PAGE TEXT Start Marker

Advent of code 2022 in zig
2023-05-28 - My patterns for solving advent of code puzzles
Tag: zig
Introduction
I did the advent of code 2022 in zig, it was a fun experience! This article explains some patterns I used for solving the puzzles.
Zig for puzzles
Memory management
Of course explicit memory management is cumbersome for puzzles solving. In zig it is doubly so because you are passing allocators around to use data structures like the arraylist
type.
When developing an application like zigfunge98 I liked zig’s memory management a lot, but for puzzles it really gets in the way.
Error management
Error management is very good when writing programs, but for puzzles it really gets in the way. For example I found myself often writing stuff like:
var it = std.mem.tokenize(u8, line, "-,");
const a = try std.fmt.parseInt(u64, it.next() orelse unreachable, 10);
Parsing
Another thing I must note is that after enjoying parsing stuff in haskell with parser combinators, I found that parsing in zig is not fun at all. Comptime is fantastic, but for it to work you need to explicitly pass types around in many places and that makes parsing libraries in zig a bit cumbersome. Maybe I did not find the right library or the ecosystem is still immature, or maybe the limited type inference makes this a limitation of the language.

PAGE TEXT End Marker
INFORMATION Start Marker

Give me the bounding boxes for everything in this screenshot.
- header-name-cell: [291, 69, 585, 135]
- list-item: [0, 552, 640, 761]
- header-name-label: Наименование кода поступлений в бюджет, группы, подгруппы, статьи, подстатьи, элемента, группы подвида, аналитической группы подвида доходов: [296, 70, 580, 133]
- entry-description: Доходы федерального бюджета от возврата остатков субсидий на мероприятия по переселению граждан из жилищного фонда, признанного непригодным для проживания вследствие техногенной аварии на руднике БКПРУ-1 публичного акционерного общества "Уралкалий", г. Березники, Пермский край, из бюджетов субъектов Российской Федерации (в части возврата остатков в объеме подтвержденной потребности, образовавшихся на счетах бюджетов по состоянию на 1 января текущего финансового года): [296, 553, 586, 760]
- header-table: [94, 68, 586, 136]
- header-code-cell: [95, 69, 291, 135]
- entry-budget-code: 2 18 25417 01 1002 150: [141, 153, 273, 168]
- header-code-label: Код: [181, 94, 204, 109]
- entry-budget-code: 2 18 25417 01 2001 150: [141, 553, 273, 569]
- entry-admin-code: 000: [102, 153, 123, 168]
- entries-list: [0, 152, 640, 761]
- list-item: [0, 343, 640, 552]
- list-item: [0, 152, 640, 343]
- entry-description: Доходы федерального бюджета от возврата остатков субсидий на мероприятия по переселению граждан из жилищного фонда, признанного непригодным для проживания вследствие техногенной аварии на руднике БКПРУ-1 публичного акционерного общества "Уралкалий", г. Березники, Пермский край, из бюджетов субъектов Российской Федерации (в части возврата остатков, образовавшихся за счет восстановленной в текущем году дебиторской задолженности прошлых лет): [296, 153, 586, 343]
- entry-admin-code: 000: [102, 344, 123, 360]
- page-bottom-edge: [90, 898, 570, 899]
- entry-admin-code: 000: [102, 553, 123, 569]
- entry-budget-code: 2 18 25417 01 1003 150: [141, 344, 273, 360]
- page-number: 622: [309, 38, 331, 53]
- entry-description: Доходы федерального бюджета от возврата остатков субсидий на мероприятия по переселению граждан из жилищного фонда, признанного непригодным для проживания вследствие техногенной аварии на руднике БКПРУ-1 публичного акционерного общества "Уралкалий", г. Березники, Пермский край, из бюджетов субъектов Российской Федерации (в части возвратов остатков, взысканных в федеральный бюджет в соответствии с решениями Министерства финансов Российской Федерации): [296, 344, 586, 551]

INFORMATION End Marker

■ **TASK REQUIREMENTS**
**A.** Answer these about the Advent of Code in zig post:
(i) In which application did the author enjoy zig's memory management?
(ii) In what language, and with what technique, did the author previously enjoy parsing?
(iii) What date does the post carry?
**B.** Write the next part of the post on solving Advent of Code 2022 in zig, starting after its last sentence.

■ **SET OF ANSWERS**
**A.**
(i) zigfunge98
(ii) Haskell, with parser combinators
(iii) 2023-05-28

**B.**
Comptime
Comptime is so great that I suspect nearly all my solutions must compile to a single print statement with the compiler running all the important computations by itself!
The standard library
Zig’s standard library is really extensive, outside of parsing I did not even try to reach for an external dependency: everything is there and there is a real coherence to the whole thing.
Solution Template
Here is (spoiler alert) my solution to the first part of the first problem.
const std = @import("std");
const example = @embedFile("example");
const input = @embedFile("input");
pub fn main() anyerror!void {
try std.testing.expectEqual(solve(example), 24000);
const result = try solve(input);
try std.io.getStdOut().writer().print("{}\n", .{result});
}
fn solve(puzzle: []const u8) !u64 {
var it = std.mem.split(u8, puzzle, "\n");
var max: u64 = 0;
var tot: u64 = 0;
while (it.next()) |value| {
const n = std.fmt.parseInt(u64, value, 10) catch 0;
if (n == 0) {
if (tot > max) {
max = tot;
}
tot = 0;
} else {
tot += n;
}
}
return max;
}
I take advantage of external files embedding which is really easy in zig.
When in need of a memory allocator, I reached for the arena allocator:
var arena = std.heap.ArenaAllocator.init(std.heap.page_allocator);
defer arena.deinit();
const allocator = arena.allocator();
var stack = std.ArrayList(u64).init(allocator);
Conclusion
Learning zig is worthwhile, it is really a great language. Puzzle solving is not where it shines, but it still is a good way to practice with a lot of its extensive standard library.